* [REQUIREMENT]
Count the lines containing "厚生年金保険". Give the number alone.

-- start TASK MATERIAL --

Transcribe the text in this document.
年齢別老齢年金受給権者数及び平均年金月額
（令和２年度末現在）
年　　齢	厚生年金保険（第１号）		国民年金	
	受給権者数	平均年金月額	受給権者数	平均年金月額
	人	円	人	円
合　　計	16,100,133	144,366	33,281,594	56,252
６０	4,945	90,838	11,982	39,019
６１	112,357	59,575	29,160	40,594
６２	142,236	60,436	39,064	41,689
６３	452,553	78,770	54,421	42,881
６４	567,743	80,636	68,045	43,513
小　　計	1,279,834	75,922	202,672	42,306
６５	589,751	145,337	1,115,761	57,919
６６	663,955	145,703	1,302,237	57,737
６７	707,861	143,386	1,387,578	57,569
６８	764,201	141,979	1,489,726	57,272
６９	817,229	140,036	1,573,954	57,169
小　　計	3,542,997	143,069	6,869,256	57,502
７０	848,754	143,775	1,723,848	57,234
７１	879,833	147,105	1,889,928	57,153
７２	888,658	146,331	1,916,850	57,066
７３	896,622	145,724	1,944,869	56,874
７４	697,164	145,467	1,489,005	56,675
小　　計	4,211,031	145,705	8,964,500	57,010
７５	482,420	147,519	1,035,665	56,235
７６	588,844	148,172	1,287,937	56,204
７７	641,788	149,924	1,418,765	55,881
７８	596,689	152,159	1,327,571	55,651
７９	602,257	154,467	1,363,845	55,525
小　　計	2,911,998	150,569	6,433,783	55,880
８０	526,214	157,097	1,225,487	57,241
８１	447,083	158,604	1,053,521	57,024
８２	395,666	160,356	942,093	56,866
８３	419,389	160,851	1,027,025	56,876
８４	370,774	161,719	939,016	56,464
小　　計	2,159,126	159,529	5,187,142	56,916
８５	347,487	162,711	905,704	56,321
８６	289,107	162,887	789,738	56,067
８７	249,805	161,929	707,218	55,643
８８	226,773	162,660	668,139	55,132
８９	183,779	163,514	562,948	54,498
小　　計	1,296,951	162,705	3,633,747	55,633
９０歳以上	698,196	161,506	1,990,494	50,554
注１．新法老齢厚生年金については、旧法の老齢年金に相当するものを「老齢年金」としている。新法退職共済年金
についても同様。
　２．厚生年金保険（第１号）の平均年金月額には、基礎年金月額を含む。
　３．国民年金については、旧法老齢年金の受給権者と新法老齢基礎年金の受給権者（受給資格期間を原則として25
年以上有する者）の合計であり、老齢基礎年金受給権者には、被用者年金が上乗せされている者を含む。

-- end TASK MATERIAL --

* [EXERCISE SOLUTION]
2